--- Start of THE INPUT ---
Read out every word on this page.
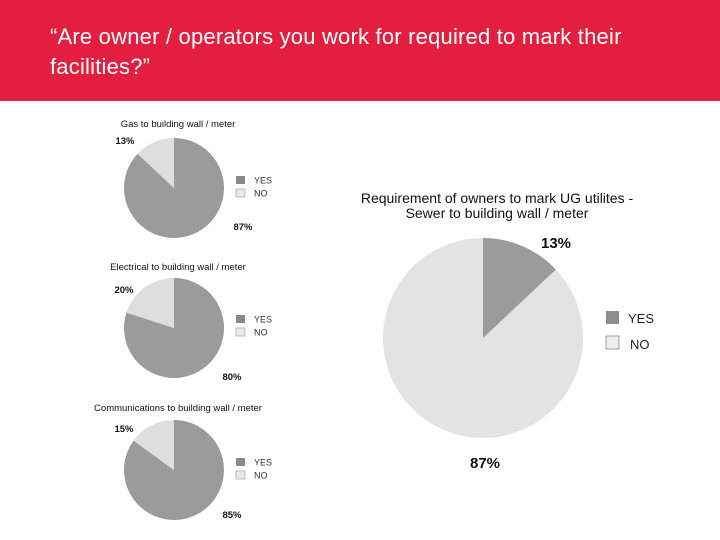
“Are owner / operators you work for required to mark their facilities?”
Gas to building wall / meter
87%
13%
YES
NO
Electrical to building wall / meter
80%
20%
YES
NO
Communications to building wall / meter
85%
15%
YES
NO
Requirement of owners to mark UG utilites -
Sewer to building wall / meter
13%
87%
YES
NO
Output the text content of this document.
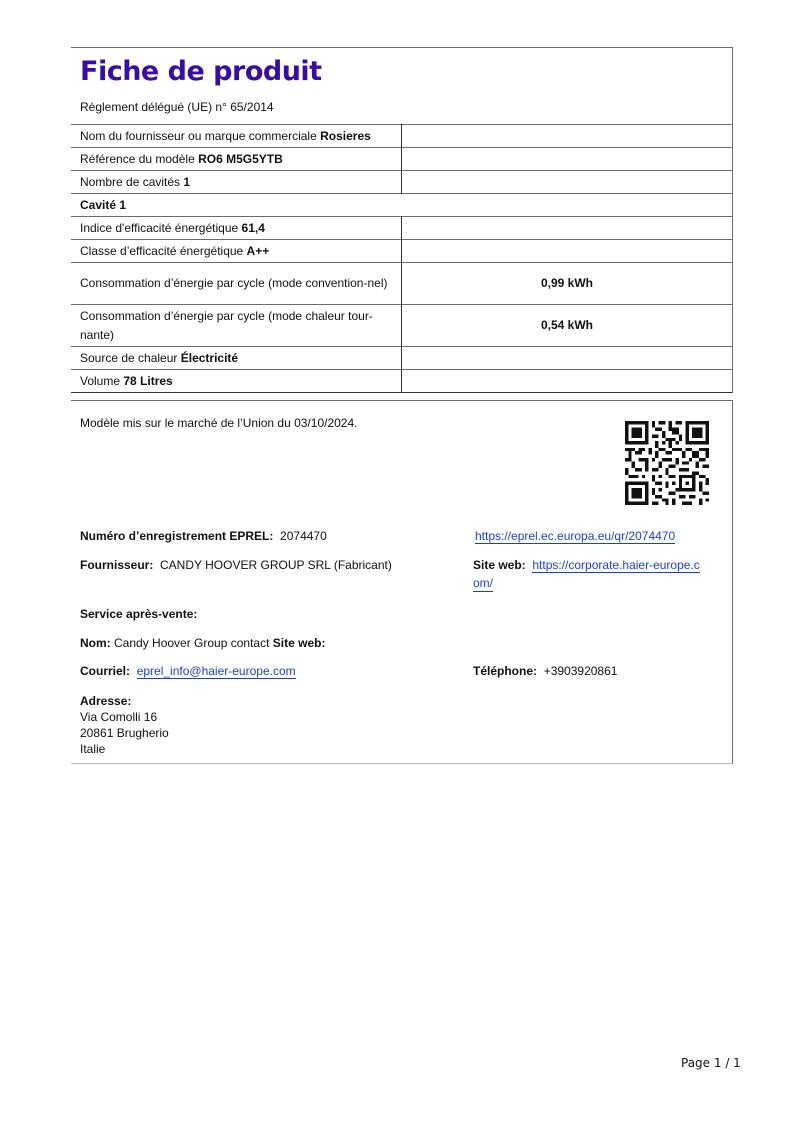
Fiche de produit
Règlement délégué (UE) n° 65/2014
Nom du fournisseur ou marque commerciale Rosieres	
Référence du modèle RO6 M5G5YTB	
Nombre de cavités 1	
Cavité 1	
Indice d'efficacité énergétique 61,4	
Classe d’efficacité énergétique A++	
Consommation d’énergie par cycle (mode convention-nel)	0,99 kWh
Consommation d’énergie par cycle (mode chaleur tour-nante)	0,54 kWh
Source de chaleur Électricité	
Volume 78 Litres	
Modèle mis sur le marché de l’Union du 03/10/2024.
Numéro d’enregistrement EPREL: 2074470	https://eprel.ec.europa.eu/qr/2074470
Fournisseur: CANDY HOOVER GROUP SRL (Fabricant)	Site web: https://corporate.haier-europe.c
om/
Service après-vente:
Nom: Candy Hoover Group contact Site web:
Courriel: eprel_info@haier-europe.com	Téléphone: +3903920861
Adresse:
Via Comolli 16
20861 Brugherio
Italie
Page 1 / 1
--- End of THE INPUT ---
- GIVEN EXERCISE: Count every line of the records that holds "this". State the number, nothing else.

- EXERCISE ANSWER: 2